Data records

Begin

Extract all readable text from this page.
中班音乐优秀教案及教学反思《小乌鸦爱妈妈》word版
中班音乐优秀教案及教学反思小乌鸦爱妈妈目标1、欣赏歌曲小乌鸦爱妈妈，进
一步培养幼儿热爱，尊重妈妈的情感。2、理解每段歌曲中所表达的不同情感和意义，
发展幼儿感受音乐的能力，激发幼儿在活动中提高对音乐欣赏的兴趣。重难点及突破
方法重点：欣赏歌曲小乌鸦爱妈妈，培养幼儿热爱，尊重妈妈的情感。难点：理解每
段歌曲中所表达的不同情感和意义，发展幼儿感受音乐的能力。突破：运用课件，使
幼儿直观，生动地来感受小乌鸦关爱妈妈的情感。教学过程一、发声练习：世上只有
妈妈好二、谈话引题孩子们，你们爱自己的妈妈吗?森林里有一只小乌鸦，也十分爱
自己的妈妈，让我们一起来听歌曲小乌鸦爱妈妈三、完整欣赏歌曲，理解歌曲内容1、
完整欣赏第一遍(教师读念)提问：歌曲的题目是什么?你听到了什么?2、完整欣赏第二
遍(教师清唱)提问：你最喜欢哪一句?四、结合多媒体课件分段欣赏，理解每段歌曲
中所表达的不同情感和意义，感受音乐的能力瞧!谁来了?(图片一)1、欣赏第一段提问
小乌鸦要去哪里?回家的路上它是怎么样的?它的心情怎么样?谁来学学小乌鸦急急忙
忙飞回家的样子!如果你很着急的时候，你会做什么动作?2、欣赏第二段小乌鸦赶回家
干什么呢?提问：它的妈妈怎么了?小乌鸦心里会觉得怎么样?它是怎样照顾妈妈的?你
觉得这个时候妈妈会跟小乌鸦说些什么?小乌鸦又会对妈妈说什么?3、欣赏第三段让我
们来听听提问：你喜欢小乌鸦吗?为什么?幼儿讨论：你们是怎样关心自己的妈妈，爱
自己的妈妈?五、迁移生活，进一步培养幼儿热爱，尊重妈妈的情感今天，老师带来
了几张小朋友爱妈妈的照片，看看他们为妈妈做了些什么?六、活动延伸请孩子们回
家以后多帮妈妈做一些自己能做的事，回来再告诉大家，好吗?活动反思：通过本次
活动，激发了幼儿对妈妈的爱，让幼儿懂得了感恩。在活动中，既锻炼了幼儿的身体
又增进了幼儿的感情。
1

End

Repeat the lines above exactly.

Extract all readable text from this page.
中班音乐优秀教案及教学反思《小乌鸦爱妈妈》word版
中班音乐优秀教案及教学反思小乌鸦爱妈妈目标1、欣赏歌曲小乌鸦爱妈妈，进
一步培养幼儿热爱，尊重妈妈的情感。2、理解每段歌曲中所表达的不同情感和意义，
发展幼儿感受音乐的能力，激发幼儿在活动中提高对音乐欣赏的兴趣。重难点及突破
方法重点：欣赏歌曲小乌鸦爱妈妈，培养幼儿热爱，尊重妈妈的情感。难点：理解每
段歌曲中所表达的不同情感和意义，发展幼儿感受音乐的能力。突破：运用课件，使
幼儿直观，生动地来感受小乌鸦关爱妈妈的情感。教学过程一、发声练习：世上只有
妈妈好二、谈话引题孩子们，你们爱自己的妈妈吗?森林里有一只小乌鸦，也十分爱
自己的妈妈，让我们一起来听歌曲小乌鸦爱妈妈三、完整欣赏歌曲，理解歌曲内容1、
完整欣赏第一遍(教师读念)提问：歌曲的题目是什么?你听到了什么?2、完整欣赏第二
遍(教师清唱)提问：你最喜欢哪一句?四、结合多媒体课件分段欣赏，理解每段歌曲
中所表达的不同情感和意义，感受音乐的能力瞧!谁来了?(图片一)1、欣赏第一段提问
小乌鸦要去哪里?回家的路上它是怎么样的?它的心情怎么样?谁来学学小乌鸦急急忙
忙飞回家的样子!如果你很着急的时候，你会做什么动作?2、欣赏第二段小乌鸦赶回家
干什么呢?提问：它的妈妈怎么了?小乌鸦心里会觉得怎么样?它是怎样照顾妈妈的?你
觉得这个时候妈妈会跟小乌鸦说些什么?小乌鸦又会对妈妈说什么?3、欣赏第三段让我
们来听听提问：你喜欢小乌鸦吗?为什么?幼儿讨论：你们是怎样关心自己的妈妈，爱
自己的妈妈?五、迁移生活，进一步培养幼儿热爱，尊重妈妈的情感今天，老师带来
了几张小朋友爱妈妈的照片，看看他们为妈妈做了些什么?六、活动延伸请孩子们回
家以后多帮妈妈做一些自己能做的事，回来再告诉大家，好吗?活动反思：通过本次
活动，激发了幼儿对妈妈的爱，让幼儿懂得了感恩。在活动中，既锻炼了幼儿的身体
又增进了幼儿的感情。
1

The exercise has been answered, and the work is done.